YOUR INSTRUCTIONS: Below are entries; tally how many lines hold the string "text" and answer with only that figure.

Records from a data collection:
_____

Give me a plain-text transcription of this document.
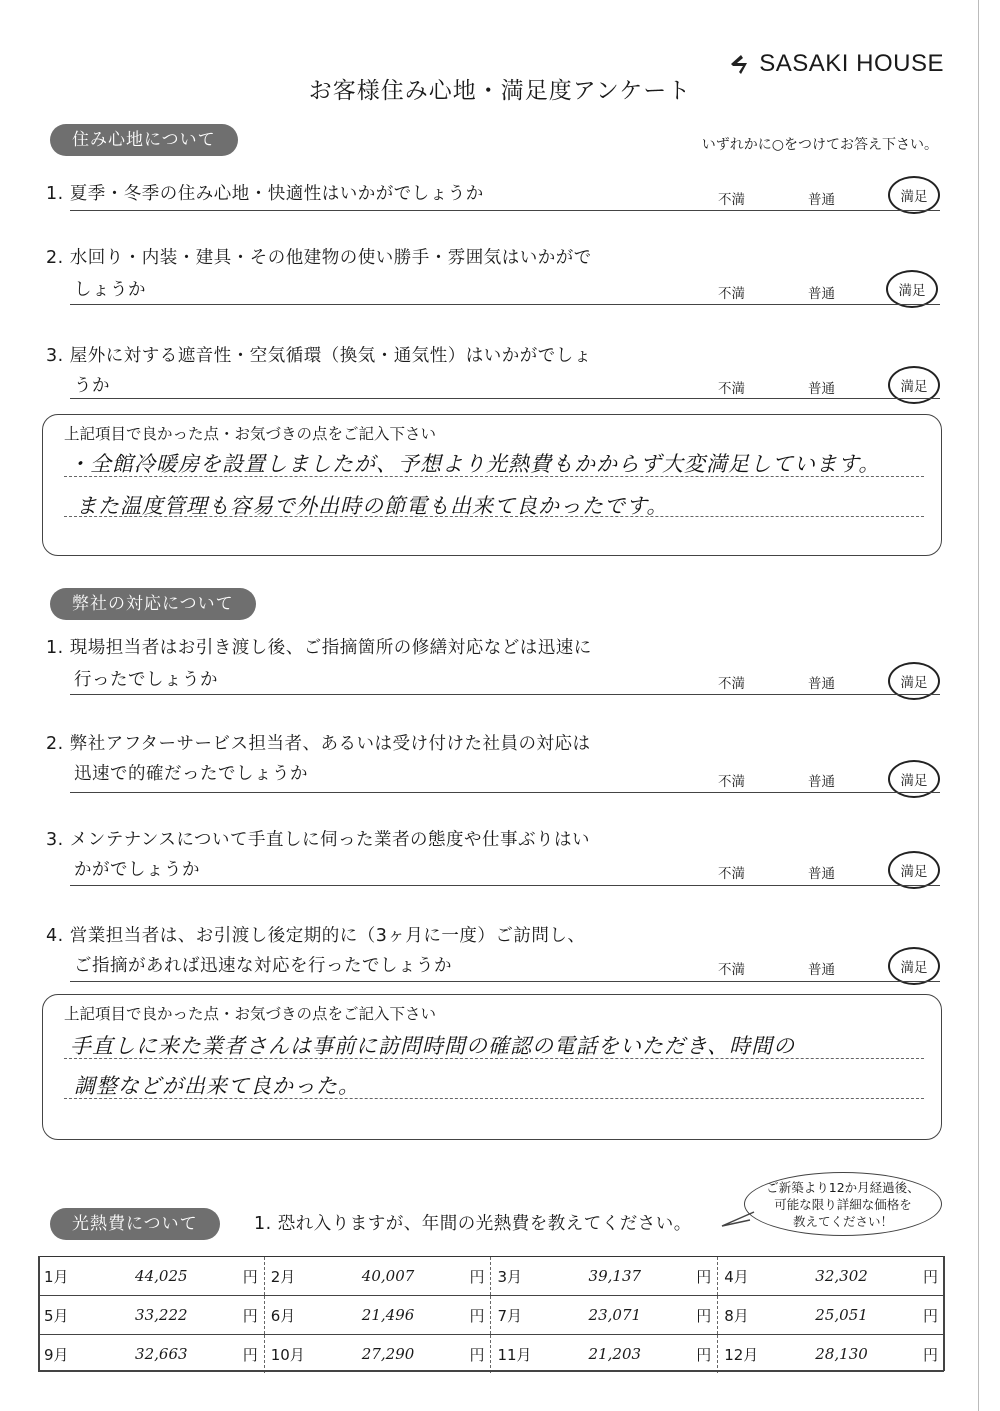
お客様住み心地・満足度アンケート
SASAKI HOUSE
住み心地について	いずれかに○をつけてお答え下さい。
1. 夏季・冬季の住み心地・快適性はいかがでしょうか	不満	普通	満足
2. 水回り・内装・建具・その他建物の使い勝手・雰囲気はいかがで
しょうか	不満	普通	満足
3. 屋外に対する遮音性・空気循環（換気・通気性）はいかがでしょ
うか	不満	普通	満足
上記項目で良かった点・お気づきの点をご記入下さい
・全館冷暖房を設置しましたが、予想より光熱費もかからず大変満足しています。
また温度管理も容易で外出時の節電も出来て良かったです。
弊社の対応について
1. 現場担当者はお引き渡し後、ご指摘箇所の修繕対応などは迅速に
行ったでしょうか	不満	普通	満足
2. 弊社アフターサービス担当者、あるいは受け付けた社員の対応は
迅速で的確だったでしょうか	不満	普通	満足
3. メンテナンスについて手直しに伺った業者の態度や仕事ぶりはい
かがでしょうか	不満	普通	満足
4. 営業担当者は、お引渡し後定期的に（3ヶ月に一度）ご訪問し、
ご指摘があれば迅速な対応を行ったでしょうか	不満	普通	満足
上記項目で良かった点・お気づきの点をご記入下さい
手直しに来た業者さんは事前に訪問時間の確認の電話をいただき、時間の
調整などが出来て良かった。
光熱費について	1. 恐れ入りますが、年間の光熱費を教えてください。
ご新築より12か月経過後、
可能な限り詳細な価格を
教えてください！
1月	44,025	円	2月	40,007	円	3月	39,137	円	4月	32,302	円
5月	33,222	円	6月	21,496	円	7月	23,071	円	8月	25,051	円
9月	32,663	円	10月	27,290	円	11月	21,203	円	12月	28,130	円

_____

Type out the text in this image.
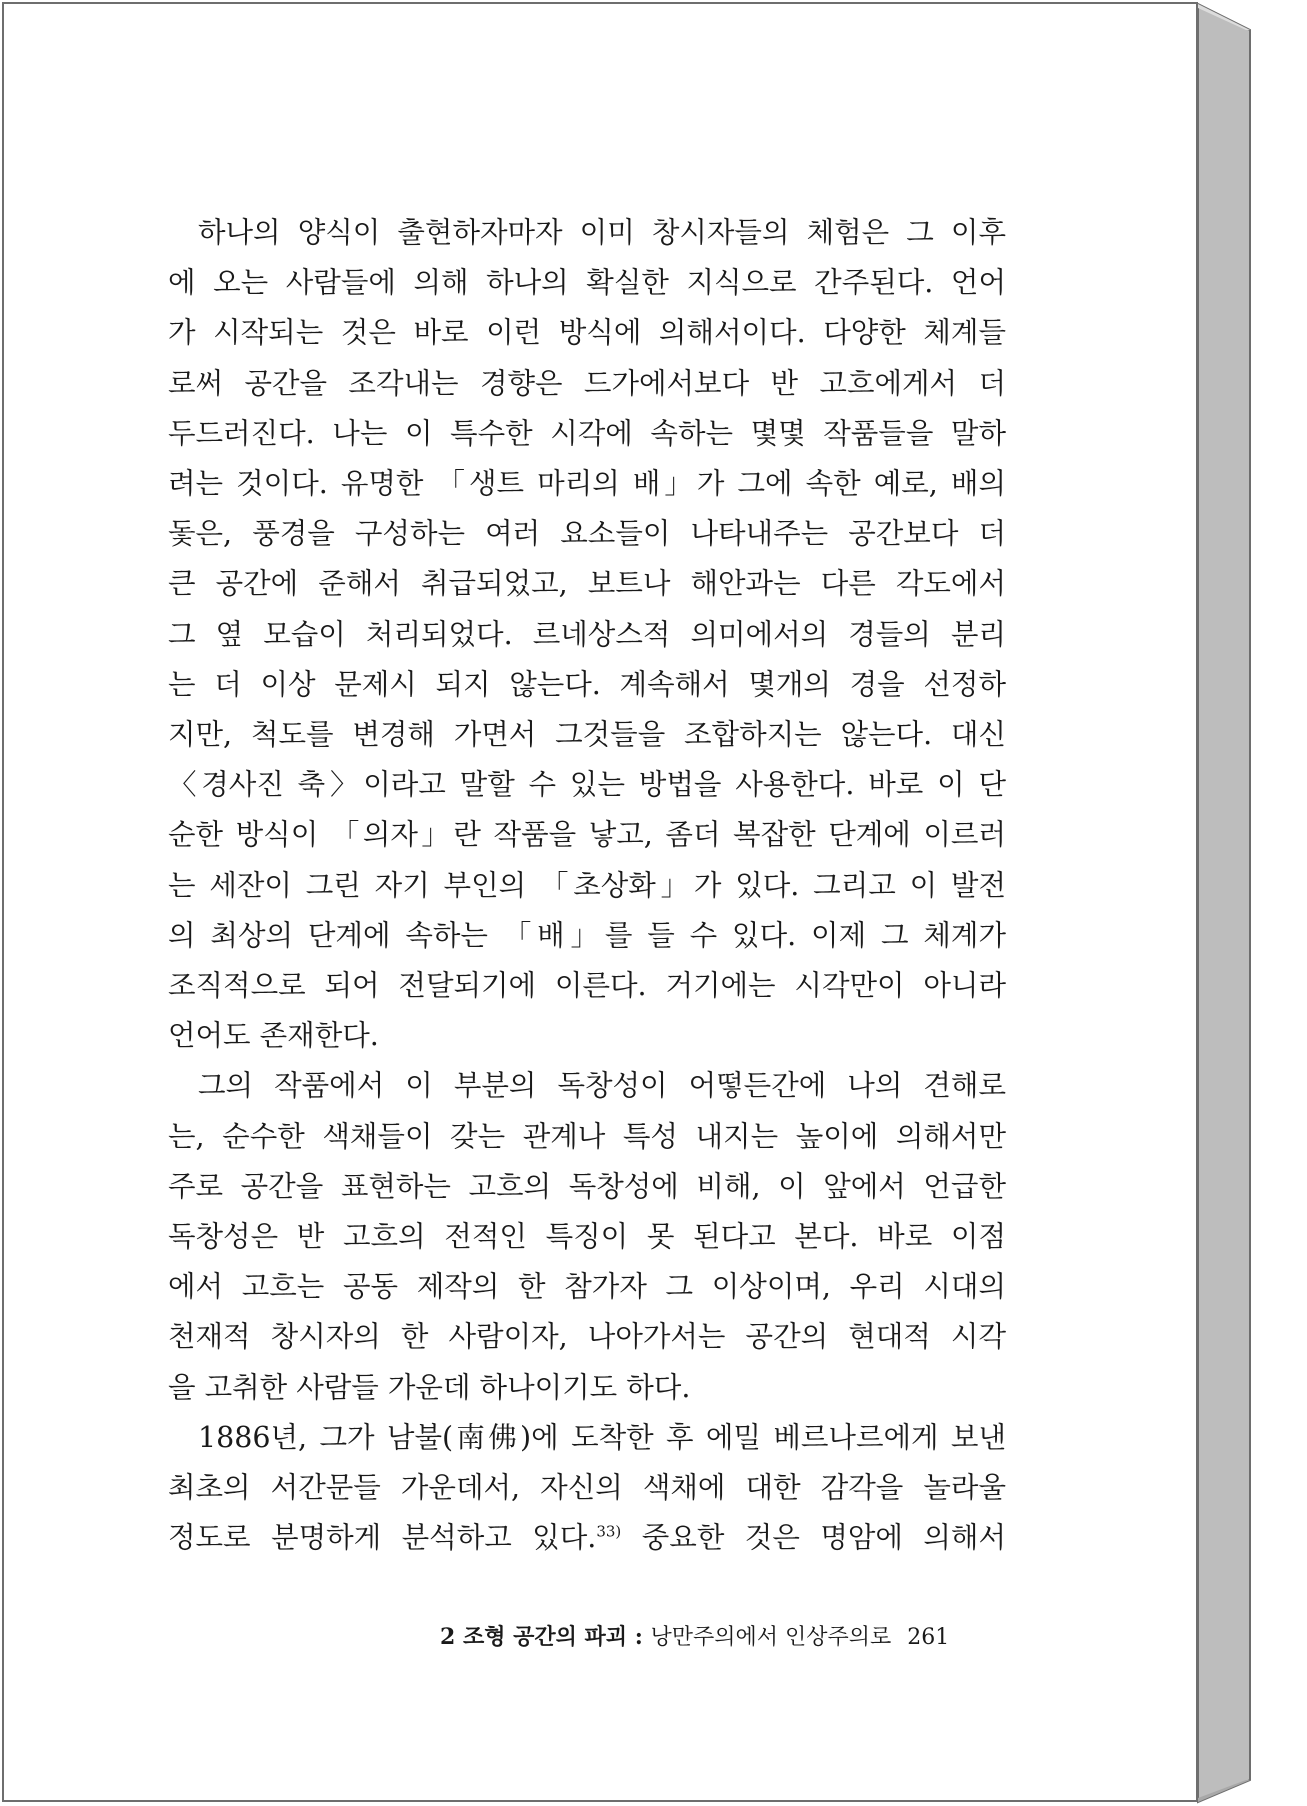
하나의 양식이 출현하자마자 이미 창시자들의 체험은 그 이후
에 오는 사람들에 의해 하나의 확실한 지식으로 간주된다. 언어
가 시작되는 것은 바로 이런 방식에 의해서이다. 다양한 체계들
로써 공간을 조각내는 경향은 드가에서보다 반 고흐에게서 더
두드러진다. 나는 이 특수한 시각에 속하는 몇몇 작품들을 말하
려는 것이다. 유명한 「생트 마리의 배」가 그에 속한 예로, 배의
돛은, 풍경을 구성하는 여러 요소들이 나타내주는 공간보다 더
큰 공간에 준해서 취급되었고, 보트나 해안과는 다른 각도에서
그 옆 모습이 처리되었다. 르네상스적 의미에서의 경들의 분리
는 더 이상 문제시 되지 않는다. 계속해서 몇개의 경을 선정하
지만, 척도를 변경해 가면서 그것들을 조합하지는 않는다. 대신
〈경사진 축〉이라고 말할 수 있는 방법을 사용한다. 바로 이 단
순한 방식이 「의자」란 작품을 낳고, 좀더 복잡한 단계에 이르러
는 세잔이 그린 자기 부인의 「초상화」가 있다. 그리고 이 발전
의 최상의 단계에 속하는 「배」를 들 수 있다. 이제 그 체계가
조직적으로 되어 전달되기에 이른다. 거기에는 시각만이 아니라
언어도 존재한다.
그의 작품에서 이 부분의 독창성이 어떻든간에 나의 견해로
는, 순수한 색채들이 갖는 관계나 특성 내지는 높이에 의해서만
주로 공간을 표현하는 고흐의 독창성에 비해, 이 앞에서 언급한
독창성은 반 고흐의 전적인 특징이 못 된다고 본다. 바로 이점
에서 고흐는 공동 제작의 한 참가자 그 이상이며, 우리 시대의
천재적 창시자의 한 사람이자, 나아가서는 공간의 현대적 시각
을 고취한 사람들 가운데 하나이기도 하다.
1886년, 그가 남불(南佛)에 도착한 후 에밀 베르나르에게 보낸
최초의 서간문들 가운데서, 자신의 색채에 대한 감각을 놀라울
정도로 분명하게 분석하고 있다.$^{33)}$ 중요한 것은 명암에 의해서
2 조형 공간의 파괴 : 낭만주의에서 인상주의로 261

_____

THE SOLUTION: 2